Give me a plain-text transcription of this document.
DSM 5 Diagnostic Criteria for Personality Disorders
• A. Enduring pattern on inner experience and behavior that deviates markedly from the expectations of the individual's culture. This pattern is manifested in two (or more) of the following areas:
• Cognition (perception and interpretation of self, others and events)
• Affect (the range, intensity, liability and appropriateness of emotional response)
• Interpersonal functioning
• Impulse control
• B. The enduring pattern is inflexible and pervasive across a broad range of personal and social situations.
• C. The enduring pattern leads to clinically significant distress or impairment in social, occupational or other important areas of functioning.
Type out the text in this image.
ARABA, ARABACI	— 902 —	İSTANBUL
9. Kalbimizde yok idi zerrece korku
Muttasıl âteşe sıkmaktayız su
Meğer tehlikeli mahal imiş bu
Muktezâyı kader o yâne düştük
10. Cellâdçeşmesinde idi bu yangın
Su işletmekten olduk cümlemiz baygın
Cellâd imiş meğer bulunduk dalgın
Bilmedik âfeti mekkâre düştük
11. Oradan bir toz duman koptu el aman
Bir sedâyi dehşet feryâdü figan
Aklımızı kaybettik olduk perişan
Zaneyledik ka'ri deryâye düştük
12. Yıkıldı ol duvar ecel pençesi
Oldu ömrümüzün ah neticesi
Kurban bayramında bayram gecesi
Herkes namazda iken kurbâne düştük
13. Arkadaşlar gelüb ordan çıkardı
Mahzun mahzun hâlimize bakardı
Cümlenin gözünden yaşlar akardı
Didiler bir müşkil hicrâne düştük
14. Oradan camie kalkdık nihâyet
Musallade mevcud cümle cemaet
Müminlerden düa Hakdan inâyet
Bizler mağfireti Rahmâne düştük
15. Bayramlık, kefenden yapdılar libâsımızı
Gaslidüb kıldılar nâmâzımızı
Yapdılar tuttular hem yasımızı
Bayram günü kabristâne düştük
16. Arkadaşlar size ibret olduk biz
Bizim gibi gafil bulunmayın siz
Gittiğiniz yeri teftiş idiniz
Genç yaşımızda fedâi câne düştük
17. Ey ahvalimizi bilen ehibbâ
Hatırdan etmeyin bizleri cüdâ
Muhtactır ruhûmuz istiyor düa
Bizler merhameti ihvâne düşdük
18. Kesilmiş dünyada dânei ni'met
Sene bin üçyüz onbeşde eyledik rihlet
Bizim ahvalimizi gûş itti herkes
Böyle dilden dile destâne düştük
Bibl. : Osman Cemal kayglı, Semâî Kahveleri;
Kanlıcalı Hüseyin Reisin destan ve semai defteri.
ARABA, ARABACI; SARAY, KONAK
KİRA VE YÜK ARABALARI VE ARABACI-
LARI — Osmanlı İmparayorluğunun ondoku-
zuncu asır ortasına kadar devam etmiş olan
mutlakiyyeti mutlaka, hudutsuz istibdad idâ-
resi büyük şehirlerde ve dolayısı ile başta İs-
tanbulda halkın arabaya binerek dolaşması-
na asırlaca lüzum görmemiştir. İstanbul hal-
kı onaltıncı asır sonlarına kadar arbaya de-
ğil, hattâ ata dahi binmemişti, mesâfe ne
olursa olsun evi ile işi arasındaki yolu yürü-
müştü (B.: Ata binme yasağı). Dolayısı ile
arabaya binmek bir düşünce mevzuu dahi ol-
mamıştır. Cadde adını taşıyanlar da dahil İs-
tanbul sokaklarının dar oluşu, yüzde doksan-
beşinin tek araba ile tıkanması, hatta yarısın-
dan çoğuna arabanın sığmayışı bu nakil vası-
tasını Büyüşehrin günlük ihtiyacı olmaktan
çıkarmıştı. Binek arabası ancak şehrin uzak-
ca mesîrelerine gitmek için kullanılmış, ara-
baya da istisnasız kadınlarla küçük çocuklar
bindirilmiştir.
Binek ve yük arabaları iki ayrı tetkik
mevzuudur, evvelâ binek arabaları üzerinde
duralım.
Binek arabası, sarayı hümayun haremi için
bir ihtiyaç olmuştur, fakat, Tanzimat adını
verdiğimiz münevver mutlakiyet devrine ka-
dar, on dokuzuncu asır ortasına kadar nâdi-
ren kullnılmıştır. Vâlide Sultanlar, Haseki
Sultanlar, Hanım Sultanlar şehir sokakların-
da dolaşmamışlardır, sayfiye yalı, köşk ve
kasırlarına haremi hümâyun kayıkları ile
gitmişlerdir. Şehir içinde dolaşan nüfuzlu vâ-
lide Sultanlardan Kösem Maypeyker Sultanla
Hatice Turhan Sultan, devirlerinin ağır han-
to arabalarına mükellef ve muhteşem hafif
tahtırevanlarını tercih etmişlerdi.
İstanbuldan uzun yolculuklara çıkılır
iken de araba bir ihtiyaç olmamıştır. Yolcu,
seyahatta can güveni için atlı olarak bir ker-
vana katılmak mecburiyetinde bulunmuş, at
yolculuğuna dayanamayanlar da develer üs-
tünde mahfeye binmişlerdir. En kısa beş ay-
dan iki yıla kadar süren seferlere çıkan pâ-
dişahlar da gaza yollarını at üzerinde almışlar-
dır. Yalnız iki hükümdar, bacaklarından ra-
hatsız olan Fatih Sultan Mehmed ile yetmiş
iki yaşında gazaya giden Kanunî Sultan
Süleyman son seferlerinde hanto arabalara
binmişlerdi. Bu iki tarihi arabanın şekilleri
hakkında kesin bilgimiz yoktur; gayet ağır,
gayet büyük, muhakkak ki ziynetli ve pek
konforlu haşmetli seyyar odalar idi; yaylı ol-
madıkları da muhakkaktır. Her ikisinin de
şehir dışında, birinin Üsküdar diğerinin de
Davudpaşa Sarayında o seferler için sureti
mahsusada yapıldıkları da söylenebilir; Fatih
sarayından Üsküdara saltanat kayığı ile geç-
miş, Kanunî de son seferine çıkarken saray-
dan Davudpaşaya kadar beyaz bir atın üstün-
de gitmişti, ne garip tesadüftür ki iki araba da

• _Problem to solve_
Select every line in the material above where the string "düştük" occurs, and copy it.

• _Solution to this exercise_
Muktezâyı kader o yâne düştük
Bilmedik âfeti mekkâre düştük
Zaneyledik ka'ri deryâye düştük
Herkes namazda iken kurbâne düştük
Didiler bir müşkil hicrâne düştük
Bizler mağfireti Rahmâne düştük
Bayram günü kabristâne düştük
Genç yaşımızda fedâi câne düştük
Böyle dilden dile destâne düştük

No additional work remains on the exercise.